What you need to do -
Identify every line containing the word "Another" and reproduce each one.

Data provided -
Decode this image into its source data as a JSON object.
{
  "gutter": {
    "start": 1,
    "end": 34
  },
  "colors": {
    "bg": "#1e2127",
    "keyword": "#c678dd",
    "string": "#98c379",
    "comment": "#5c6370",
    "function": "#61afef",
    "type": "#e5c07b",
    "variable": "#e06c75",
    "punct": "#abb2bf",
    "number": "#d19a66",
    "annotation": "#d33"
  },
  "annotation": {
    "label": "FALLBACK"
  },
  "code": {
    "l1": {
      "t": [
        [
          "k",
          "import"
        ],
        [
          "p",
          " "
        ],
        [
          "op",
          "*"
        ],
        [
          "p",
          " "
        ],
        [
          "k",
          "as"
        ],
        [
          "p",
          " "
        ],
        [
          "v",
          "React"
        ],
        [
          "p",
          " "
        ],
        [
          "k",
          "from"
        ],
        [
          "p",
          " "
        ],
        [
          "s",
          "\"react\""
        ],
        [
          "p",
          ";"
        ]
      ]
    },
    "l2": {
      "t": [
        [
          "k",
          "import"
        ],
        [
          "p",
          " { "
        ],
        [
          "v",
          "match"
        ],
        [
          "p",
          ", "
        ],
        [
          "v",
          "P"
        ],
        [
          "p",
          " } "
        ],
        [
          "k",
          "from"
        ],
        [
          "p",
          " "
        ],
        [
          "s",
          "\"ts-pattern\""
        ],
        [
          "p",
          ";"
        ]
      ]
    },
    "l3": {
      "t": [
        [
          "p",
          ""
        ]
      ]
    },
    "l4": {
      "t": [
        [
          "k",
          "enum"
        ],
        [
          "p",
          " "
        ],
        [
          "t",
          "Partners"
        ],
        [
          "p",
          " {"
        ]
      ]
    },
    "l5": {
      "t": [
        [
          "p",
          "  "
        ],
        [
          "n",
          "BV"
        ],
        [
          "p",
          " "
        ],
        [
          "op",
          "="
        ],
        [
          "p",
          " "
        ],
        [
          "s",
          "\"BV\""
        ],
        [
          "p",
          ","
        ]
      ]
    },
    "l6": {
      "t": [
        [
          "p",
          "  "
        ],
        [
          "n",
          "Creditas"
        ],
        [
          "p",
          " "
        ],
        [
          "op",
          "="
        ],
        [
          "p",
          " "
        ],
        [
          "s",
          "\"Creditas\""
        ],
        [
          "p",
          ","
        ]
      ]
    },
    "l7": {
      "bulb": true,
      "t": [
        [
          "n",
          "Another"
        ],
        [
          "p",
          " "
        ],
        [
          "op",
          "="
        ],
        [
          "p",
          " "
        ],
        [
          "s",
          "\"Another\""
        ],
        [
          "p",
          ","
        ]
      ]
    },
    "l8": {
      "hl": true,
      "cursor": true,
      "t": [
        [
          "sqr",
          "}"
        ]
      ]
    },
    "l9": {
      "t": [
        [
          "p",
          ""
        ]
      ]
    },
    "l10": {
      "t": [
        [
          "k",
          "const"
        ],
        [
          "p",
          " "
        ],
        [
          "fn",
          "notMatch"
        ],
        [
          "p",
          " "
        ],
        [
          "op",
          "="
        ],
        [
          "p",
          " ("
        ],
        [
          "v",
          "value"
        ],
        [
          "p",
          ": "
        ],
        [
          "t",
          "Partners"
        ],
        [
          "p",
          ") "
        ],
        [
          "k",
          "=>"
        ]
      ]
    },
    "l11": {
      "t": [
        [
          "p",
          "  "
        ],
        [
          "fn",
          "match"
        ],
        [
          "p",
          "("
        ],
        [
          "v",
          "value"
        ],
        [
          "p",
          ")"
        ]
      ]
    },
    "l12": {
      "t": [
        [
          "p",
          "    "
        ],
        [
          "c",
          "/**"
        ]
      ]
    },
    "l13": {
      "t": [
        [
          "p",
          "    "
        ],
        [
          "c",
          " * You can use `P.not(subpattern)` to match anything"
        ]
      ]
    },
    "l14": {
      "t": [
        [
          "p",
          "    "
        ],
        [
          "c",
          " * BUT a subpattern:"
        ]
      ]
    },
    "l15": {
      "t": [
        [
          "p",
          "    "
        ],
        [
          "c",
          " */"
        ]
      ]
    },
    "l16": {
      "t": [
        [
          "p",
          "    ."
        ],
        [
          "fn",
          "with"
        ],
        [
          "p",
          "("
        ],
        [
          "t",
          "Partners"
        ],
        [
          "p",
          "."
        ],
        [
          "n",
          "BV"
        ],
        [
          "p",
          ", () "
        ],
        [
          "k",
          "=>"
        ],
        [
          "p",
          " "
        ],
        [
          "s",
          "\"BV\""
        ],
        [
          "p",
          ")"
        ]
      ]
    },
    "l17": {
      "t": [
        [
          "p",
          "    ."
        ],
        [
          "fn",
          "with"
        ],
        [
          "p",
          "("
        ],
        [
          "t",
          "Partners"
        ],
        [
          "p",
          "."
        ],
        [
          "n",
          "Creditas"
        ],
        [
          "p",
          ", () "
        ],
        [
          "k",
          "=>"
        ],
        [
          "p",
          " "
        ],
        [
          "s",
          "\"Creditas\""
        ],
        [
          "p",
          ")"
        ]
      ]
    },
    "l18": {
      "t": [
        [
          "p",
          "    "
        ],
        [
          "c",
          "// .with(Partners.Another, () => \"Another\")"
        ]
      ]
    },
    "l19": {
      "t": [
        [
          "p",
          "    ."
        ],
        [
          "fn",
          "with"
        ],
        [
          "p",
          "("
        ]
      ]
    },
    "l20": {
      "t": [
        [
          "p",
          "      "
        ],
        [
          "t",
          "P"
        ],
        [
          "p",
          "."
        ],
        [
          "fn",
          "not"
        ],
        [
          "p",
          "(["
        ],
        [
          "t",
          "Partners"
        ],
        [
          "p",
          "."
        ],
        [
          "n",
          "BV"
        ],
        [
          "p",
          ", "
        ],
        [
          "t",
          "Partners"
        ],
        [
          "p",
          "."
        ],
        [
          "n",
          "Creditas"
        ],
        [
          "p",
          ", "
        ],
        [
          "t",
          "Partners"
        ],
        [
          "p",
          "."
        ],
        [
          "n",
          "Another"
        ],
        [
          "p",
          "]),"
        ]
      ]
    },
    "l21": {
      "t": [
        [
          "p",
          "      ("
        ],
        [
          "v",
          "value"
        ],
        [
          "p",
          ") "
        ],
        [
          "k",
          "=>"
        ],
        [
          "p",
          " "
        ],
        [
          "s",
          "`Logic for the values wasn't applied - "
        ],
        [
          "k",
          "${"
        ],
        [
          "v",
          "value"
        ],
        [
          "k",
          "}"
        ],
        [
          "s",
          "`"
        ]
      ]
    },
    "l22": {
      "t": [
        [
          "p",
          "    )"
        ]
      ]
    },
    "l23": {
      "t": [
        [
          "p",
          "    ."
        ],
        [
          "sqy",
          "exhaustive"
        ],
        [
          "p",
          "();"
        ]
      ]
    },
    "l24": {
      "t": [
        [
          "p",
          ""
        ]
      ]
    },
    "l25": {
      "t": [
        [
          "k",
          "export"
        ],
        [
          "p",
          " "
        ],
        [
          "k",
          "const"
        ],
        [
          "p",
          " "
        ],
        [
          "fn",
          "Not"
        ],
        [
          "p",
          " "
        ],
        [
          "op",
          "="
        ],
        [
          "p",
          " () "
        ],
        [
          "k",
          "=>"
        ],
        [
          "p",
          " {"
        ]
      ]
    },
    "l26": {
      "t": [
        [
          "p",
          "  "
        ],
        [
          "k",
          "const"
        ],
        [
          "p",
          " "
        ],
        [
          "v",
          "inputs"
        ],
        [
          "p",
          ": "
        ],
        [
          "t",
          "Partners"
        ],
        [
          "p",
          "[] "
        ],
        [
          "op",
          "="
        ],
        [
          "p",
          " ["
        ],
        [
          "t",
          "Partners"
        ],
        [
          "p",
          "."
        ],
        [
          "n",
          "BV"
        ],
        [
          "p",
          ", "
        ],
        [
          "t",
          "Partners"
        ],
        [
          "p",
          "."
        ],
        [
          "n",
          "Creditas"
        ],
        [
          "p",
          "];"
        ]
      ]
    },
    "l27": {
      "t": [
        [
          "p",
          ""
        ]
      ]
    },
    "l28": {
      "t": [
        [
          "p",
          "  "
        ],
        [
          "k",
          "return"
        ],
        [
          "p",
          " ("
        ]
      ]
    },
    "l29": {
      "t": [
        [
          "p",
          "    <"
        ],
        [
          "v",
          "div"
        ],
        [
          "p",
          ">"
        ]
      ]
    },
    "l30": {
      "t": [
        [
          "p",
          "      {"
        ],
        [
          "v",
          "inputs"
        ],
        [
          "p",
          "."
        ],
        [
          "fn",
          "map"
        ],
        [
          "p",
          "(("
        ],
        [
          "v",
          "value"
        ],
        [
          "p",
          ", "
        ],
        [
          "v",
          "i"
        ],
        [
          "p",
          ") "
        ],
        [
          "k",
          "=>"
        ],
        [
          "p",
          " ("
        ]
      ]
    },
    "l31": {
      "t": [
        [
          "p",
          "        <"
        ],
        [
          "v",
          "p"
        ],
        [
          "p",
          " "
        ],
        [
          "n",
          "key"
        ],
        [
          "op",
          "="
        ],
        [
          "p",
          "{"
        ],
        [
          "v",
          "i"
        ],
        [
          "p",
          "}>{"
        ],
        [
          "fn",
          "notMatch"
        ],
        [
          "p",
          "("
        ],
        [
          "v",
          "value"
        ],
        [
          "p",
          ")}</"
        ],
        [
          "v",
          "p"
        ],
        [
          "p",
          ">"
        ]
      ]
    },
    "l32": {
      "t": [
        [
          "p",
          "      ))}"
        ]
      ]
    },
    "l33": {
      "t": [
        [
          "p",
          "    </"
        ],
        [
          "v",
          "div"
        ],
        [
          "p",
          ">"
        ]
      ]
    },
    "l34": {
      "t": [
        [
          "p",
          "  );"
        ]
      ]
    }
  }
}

Expected answer -
          "Another"
          "\"Another\""
          "// .with(Partners.Another, () => \"Another\")"
          "Another"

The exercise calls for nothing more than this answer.